* [EXERCISE GOAL] Every line below is to be quoted exactly, with nothing added or dropped.

## START SUPPLIED ENTRIES

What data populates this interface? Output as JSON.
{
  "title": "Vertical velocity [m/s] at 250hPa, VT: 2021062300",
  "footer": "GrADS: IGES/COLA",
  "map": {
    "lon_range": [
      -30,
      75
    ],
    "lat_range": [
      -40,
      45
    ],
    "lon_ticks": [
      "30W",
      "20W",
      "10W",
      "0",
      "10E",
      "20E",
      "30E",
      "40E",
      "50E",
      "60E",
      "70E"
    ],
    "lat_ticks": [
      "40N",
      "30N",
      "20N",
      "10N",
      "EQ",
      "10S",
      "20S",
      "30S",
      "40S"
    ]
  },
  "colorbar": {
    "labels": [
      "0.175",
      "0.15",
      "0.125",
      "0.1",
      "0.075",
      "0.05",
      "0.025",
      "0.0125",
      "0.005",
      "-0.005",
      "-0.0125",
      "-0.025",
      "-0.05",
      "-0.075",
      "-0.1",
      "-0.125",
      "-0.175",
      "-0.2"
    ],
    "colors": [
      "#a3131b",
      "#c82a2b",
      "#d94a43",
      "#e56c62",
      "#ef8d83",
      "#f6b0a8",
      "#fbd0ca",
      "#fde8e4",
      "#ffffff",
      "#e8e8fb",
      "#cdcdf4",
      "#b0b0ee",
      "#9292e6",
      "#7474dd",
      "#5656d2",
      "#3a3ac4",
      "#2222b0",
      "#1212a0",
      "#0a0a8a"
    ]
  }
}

## END SUPPLIED ENTRIES

* [EXERCISE OUTPUT]
What data populates this interface? Output as JSON.
{
  "title": "Vertical velocity [m/s] at 250hPa, VT: 2021062300",
  "footer": "GrADS: IGES/COLA",
  "map": {
    "lon_range": [
      -30,
      75
    ],
    "lat_range": [
      -40,
      45
    ],
    "lon_ticks": [
      "30W",
      "20W",
      "10W",
      "0",
      "10E",
      "20E",
      "30E",
      "40E",
      "50E",
      "60E",
      "70E"
    ],
    "lat_ticks": [
      "40N",
      "30N",
      "20N",
      "10N",
      "EQ",
      "10S",
      "20S",
      "30S",
      "40S"
    ]
  },
  "colorbar": {
    "labels": [
      "0.175",
      "0.15",
      "0.125",
      "0.1",
      "0.075",
      "0.05",
      "0.025",
      "0.0125",
      "0.005",
      "-0.005",
      "-0.0125",
      "-0.025",
      "-0.05",
      "-0.075",
      "-0.1",
      "-0.125",
      "-0.175",
      "-0.2"
    ],
    "colors": [
      "#a3131b",
      "#c82a2b",
      "#d94a43",
      "#e56c62",
      "#ef8d83",
      "#f6b0a8",
      "#fbd0ca",
      "#fde8e4",
      "#ffffff",
      "#e8e8fb",
      "#cdcdf4",
      "#b0b0ee",
      "#9292e6",
      "#7474dd",
      "#5656d2",
      "#3a3ac4",
      "#2222b0",
      "#1212a0",
      "#0a0a8a"
    ]
  }
}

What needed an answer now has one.